-------- Data to use --------

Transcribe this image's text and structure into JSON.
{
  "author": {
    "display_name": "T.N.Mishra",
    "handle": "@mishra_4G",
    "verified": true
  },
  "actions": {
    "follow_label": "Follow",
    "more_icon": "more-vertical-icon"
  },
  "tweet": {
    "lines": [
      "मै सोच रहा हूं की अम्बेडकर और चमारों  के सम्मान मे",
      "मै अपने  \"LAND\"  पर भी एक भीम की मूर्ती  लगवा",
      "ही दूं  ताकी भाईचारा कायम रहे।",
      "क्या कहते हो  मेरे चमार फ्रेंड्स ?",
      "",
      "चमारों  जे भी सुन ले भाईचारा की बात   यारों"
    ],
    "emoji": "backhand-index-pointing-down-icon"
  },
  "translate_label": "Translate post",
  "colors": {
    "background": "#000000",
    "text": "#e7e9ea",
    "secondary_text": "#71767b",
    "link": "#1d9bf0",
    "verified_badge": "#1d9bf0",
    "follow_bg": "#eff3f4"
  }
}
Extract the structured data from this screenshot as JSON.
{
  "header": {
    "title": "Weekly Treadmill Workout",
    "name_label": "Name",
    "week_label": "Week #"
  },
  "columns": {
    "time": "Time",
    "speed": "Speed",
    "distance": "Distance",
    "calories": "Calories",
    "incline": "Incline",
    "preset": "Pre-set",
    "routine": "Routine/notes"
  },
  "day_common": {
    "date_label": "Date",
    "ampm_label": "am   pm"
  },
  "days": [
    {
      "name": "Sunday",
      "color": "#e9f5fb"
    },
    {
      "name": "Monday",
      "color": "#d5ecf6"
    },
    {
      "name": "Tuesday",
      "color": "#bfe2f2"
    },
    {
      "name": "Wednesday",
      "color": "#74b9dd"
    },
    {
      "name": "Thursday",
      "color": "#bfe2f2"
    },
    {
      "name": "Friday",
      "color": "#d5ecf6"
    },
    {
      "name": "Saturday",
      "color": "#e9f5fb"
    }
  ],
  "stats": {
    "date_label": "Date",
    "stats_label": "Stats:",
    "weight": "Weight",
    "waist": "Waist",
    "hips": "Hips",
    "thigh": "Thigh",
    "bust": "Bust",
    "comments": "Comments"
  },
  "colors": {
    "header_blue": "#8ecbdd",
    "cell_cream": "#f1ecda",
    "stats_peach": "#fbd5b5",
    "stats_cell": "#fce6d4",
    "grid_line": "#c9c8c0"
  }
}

--------

What the task asks
Please output the entire listing exactly as it stands.

Task result
Transcribe this image's text and structure into JSON.
{
  "author": {
    "display_name": "T.N.Mishra",
    "handle": "@mishra_4G",
    "verified": true
  },
  "actions": {
    "follow_label": "Follow",
    "more_icon": "more-vertical-icon"
  },
  "tweet": {
    "lines": [
      "मै सोच रहा हूं की अम्बेडकर और चमारों  के सम्मान मे",
      "मै अपने  \"LAND\"  पर भी एक भीम की मूर्ती  लगवा",
      "ही दूं  ताकी भाईचारा कायम रहे।",
      "क्या कहते हो  मेरे चमार फ्रेंड्स ?",
      "",
      "चमारों  जे भी सुन ले भाईचारा की बात   यारों"
    ],
    "emoji": "backhand-index-pointing-down-icon"
  },
  "translate_label": "Translate post",
  "colors": {
    "background": "#000000",
    "text": "#e7e9ea",
    "secondary_text": "#71767b",
    "link": "#1d9bf0",
    "verified_badge": "#1d9bf0",
    "follow_bg": "#eff3f4"
  }
}
Extract the structured data from this screenshot as JSON.
{
  "header": {
    "title": "Weekly Treadmill Workout",
    "name_label": "Name",
    "week_label": "Week #"
  },
  "columns": {
    "time": "Time",
    "speed": "Speed",
    "distance": "Distance",
    "calories": "Calories",
    "incline": "Incline",
    "preset": "Pre-set",
    "routine": "Routine/notes"
  },
  "day_common": {
    "date_label": "Date",
    "ampm_label": "am   pm"
  },
  "days": [
    {
      "name": "Sunday",
      "color": "#e9f5fb"
    },
    {
      "name": "Monday",
      "color": "#d5ecf6"
    },
    {
      "name": "Tuesday",
      "color": "#bfe2f2"
    },
    {
      "name": "Wednesday",
      "color": "#74b9dd"
    },
    {
      "name": "Thursday",
      "color": "#bfe2f2"
    },
    {
      "name": "Friday",
      "color": "#d5ecf6"
    },
    {
      "name": "Saturday",
      "color": "#e9f5fb"
    }
  ],
  "stats": {
    "date_label": "Date",
    "stats_label": "Stats:",
    "weight": "Weight",
    "waist": "Waist",
    "hips": "Hips",
    "thigh": "Thigh",
    "bust": "Bust",
    "comments": "Comments"
  },
  "colors": {
    "header_blue": "#8ecbdd",
    "cell_cream": "#f1ecda",
    "stats_peach": "#fbd5b5",
    "stats_cell": "#fce6d4",
    "grid_line": "#c9c8c0"
  }
}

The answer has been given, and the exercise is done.